» **Aim**
What follows is a set of records; repeat all of them exactly.

» **Source material**
· · ·

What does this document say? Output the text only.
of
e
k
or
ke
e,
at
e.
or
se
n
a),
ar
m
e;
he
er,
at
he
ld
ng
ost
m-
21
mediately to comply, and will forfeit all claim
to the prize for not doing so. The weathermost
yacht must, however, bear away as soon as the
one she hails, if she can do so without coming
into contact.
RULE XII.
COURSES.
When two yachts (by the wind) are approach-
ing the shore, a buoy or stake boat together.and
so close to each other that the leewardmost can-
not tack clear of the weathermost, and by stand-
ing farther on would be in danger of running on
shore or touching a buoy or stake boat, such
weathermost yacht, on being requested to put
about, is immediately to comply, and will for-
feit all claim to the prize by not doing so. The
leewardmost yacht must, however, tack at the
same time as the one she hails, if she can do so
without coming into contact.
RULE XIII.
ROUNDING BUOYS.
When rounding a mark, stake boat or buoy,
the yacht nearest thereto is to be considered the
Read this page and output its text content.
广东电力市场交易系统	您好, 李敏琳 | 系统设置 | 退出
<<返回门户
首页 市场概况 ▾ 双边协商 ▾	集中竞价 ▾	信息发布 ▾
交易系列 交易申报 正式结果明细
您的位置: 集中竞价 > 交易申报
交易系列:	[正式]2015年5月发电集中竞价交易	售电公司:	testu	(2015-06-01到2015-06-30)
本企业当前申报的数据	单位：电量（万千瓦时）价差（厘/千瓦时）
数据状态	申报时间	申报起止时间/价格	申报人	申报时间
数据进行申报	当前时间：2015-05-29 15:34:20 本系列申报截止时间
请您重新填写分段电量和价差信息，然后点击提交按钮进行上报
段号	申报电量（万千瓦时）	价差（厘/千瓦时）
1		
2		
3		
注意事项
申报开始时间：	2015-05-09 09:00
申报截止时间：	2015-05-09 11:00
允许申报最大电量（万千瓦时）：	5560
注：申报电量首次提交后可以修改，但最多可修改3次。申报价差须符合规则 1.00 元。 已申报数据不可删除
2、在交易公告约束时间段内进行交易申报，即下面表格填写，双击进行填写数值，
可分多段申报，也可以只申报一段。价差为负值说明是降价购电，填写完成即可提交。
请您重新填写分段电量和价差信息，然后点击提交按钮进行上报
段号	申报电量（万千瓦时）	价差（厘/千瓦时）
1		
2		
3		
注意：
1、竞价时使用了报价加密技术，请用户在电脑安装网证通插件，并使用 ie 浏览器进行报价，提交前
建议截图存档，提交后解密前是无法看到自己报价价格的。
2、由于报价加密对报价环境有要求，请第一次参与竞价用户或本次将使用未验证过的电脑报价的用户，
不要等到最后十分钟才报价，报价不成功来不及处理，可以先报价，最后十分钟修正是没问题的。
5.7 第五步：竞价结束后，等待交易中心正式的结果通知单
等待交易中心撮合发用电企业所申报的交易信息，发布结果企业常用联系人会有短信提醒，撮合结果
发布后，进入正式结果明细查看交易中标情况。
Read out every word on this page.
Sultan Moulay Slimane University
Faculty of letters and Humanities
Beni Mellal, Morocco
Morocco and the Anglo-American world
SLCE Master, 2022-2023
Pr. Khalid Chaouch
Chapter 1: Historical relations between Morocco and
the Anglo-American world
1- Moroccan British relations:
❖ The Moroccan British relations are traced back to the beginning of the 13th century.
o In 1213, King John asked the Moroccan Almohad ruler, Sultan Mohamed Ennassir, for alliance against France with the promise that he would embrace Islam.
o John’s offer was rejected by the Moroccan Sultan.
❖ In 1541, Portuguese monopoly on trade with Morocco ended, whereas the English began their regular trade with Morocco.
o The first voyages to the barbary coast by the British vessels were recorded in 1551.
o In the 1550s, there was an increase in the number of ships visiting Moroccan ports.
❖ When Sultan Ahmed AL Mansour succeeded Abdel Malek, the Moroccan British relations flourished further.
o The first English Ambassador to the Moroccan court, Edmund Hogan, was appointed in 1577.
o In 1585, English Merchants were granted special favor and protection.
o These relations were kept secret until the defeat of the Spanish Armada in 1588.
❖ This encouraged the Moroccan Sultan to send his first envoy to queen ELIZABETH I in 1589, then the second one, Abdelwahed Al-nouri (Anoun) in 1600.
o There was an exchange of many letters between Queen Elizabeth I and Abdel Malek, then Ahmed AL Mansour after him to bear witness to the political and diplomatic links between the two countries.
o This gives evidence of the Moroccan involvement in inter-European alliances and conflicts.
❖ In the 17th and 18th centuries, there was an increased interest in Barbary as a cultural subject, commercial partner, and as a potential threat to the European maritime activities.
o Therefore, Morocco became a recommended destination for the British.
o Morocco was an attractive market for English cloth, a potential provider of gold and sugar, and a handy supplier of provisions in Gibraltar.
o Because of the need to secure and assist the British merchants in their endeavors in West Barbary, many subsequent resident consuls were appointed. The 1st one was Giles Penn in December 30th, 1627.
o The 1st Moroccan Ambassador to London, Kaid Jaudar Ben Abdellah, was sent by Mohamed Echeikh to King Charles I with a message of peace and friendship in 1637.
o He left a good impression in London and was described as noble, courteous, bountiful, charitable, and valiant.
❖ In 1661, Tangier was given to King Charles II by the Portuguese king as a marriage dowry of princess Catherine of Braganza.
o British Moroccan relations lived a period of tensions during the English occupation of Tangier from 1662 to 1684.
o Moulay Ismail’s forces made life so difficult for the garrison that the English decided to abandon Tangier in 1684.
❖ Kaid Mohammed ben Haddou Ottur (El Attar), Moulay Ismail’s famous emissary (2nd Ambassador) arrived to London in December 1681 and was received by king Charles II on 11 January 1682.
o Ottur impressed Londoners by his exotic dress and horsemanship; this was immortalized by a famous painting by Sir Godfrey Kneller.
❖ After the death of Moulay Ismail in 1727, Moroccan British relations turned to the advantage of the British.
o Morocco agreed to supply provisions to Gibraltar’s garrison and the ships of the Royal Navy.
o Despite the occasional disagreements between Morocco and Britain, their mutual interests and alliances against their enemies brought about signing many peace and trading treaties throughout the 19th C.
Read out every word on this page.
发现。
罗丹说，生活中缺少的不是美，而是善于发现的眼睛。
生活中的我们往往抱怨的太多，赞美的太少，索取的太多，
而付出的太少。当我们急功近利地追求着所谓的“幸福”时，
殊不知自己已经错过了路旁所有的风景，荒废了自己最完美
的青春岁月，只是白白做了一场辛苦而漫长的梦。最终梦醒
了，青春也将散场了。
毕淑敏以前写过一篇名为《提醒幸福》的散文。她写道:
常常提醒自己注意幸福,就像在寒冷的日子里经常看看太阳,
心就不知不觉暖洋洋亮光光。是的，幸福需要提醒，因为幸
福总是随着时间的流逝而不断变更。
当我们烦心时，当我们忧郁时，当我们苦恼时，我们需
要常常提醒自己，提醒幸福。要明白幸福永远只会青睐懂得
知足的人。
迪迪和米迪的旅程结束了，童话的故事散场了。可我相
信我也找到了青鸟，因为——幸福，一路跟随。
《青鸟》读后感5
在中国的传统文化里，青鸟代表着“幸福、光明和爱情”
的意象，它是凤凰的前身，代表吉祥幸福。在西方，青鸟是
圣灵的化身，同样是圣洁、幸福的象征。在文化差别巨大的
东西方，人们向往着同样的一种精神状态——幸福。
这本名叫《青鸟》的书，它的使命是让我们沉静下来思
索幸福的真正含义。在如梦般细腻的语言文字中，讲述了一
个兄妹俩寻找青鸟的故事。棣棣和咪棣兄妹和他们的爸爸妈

· · ·

» **Problem solution**
What does this document say? Output the text only.
of
e
k
or
ke
e,
at
e.
or
se
n
a),
ar
m
e;
he
er,
at
he
ld
ng
ost
m-
21
mediately to comply, and will forfeit all claim
to the prize for not doing so. The weathermost
yacht must, however, bear away as soon as the
one she hails, if she can do so without coming
into contact.
RULE XII.
COURSES.
When two yachts (by the wind) are approach-
ing the shore, a buoy or stake boat together.and
so close to each other that the leewardmost can-
not tack clear of the weathermost, and by stand-
ing farther on would be in danger of running on
shore or touching a buoy or stake boat, such
weathermost yacht, on being requested to put
about, is immediately to comply, and will for-
feit all claim to the prize by not doing so. The
leewardmost yacht must, however, tack at the
same time as the one she hails, if she can do so
without coming into contact.
RULE XIII.
ROUNDING BUOYS.
When rounding a mark, stake boat or buoy,
the yacht nearest thereto is to be considered the
Read this page and output its text content.
广东电力市场交易系统	您好, 李敏琳 | 系统设置 | 退出
<<返回门户
首页 市场概况 ▾ 双边协商 ▾	集中竞价 ▾	信息发布 ▾
交易系列 交易申报 正式结果明细
您的位置: 集中竞价 > 交易申报
交易系列:	[正式]2015年5月发电集中竞价交易	售电公司:	testu	(2015-06-01到2015-06-30)
本企业当前申报的数据	单位：电量（万千瓦时）价差（厘/千瓦时）
数据状态	申报时间	申报起止时间/价格	申报人	申报时间
数据进行申报	当前时间：2015-05-29 15:34:20 本系列申报截止时间
请您重新填写分段电量和价差信息，然后点击提交按钮进行上报
段号	申报电量（万千瓦时）	价差（厘/千瓦时）
1		
2		
3		
注意事项
申报开始时间：	2015-05-09 09:00
申报截止时间：	2015-05-09 11:00
允许申报最大电量（万千瓦时）：	5560
注：申报电量首次提交后可以修改，但最多可修改3次。申报价差须符合规则 1.00 元。 已申报数据不可删除
2、在交易公告约束时间段内进行交易申报，即下面表格填写，双击进行填写数值，
可分多段申报，也可以只申报一段。价差为负值说明是降价购电，填写完成即可提交。
请您重新填写分段电量和价差信息，然后点击提交按钮进行上报
段号	申报电量（万千瓦时）	价差（厘/千瓦时）
1		
2		
3		
注意：
1、竞价时使用了报价加密技术，请用户在电脑安装网证通插件，并使用 ie 浏览器进行报价，提交前
建议截图存档，提交后解密前是无法看到自己报价价格的。
2、由于报价加密对报价环境有要求，请第一次参与竞价用户或本次将使用未验证过的电脑报价的用户，
不要等到最后十分钟才报价，报价不成功来不及处理，可以先报价，最后十分钟修正是没问题的。
5.7 第五步：竞价结束后，等待交易中心正式的结果通知单
等待交易中心撮合发用电企业所申报的交易信息，发布结果企业常用联系人会有短信提醒，撮合结果
发布后，进入正式结果明细查看交易中标情况。
Read out every word on this page.
Sultan Moulay Slimane University
Faculty of letters and Humanities
Beni Mellal, Morocco
Morocco and the Anglo-American world
SLCE Master, 2022-2023
Pr. Khalid Chaouch
Chapter 1: Historical relations between Morocco and
the Anglo-American world
1- Moroccan British relations:
❖ The Moroccan British relations are traced back to the beginning of the 13th century.
o In 1213, King John asked the Moroccan Almohad ruler, Sultan Mohamed Ennassir, for alliance against France with the promise that he would embrace Islam.
o John’s offer was rejected by the Moroccan Sultan.
❖ In 1541, Portuguese monopoly on trade with Morocco ended, whereas the English began their regular trade with Morocco.
o The first voyages to the barbary coast by the British vessels were recorded in 1551.
o In the 1550s, there was an increase in the number of ships visiting Moroccan ports.
❖ When Sultan Ahmed AL Mansour succeeded Abdel Malek, the Moroccan British relations flourished further.
o The first English Ambassador to the Moroccan court, Edmund Hogan, was appointed in 1577.
o In 1585, English Merchants were granted special favor and protection.
o These relations were kept secret until the defeat of the Spanish Armada in 1588.
❖ This encouraged the Moroccan Sultan to send his first envoy to queen ELIZABETH I in 1589, then the second one, Abdelwahed Al-nouri (Anoun) in 1600.
o There was an exchange of many letters between Queen Elizabeth I and Abdel Malek, then Ahmed AL Mansour after him to bear witness to the political and diplomatic links between the two countries.
o This gives evidence of the Moroccan involvement in inter-European alliances and conflicts.
❖ In the 17th and 18th centuries, there was an increased interest in Barbary as a cultural subject, commercial partner, and as a potential threat to the European maritime activities.
o Therefore, Morocco became a recommended destination for the British.
o Morocco was an attractive market for English cloth, a potential provider of gold and sugar, and a handy supplier of provisions in Gibraltar.
o Because of the need to secure and assist the British merchants in their endeavors in West Barbary, many subsequent resident consuls were appointed. The 1st one was Giles Penn in December 30th, 1627.
o The 1st Moroccan Ambassador to London, Kaid Jaudar Ben Abdellah, was sent by Mohamed Echeikh to King Charles I with a message of peace and friendship in 1637.
o He left a good impression in London and was described as noble, courteous, bountiful, charitable, and valiant.
❖ In 1661, Tangier was given to King Charles II by the Portuguese king as a marriage dowry of princess Catherine of Braganza.
o British Moroccan relations lived a period of tensions during the English occupation of Tangier from 1662 to 1684.
o Moulay Ismail’s forces made life so difficult for the garrison that the English decided to abandon Tangier in 1684.
❖ Kaid Mohammed ben Haddou Ottur (El Attar), Moulay Ismail’s famous emissary (2nd Ambassador) arrived to London in December 1681 and was received by king Charles II on 11 January 1682.
o Ottur impressed Londoners by his exotic dress and horsemanship; this was immortalized by a famous painting by Sir Godfrey Kneller.
❖ After the death of Moulay Ismail in 1727, Moroccan British relations turned to the advantage of the British.
o Morocco agreed to supply provisions to Gibraltar’s garrison and the ships of the Royal Navy.
o Despite the occasional disagreements between Morocco and Britain, their mutual interests and alliances against their enemies brought about signing many peace and trading treaties throughout the 19th C.
Read out every word on this page.
发现。
罗丹说，生活中缺少的不是美，而是善于发现的眼睛。
生活中的我们往往抱怨的太多，赞美的太少，索取的太多，
而付出的太少。当我们急功近利地追求着所谓的“幸福”时，
殊不知自己已经错过了路旁所有的风景，荒废了自己最完美
的青春岁月，只是白白做了一场辛苦而漫长的梦。最终梦醒
了，青春也将散场了。
毕淑敏以前写过一篇名为《提醒幸福》的散文。她写道:
常常提醒自己注意幸福,就像在寒冷的日子里经常看看太阳,
心就不知不觉暖洋洋亮光光。是的，幸福需要提醒，因为幸
福总是随着时间的流逝而不断变更。
当我们烦心时，当我们忧郁时，当我们苦恼时，我们需
要常常提醒自己，提醒幸福。要明白幸福永远只会青睐懂得
知足的人。
迪迪和米迪的旅程结束了，童话的故事散场了。可我相
信我也找到了青鸟，因为——幸福，一路跟随。
《青鸟》读后感5
在中国的传统文化里，青鸟代表着“幸福、光明和爱情”
的意象，它是凤凰的前身，代表吉祥幸福。在西方，青鸟是
圣灵的化身，同样是圣洁、幸福的象征。在文化差别巨大的
东西方，人们向往着同样的一种精神状态——幸福。
这本名叫《青鸟》的书，它的使命是让我们沉静下来思
索幸福的真正含义。在如梦般细腻的语言文字中，讲述了一
个兄妹俩寻找青鸟的故事。棣棣和咪棣兄妹和他们的爸爸妈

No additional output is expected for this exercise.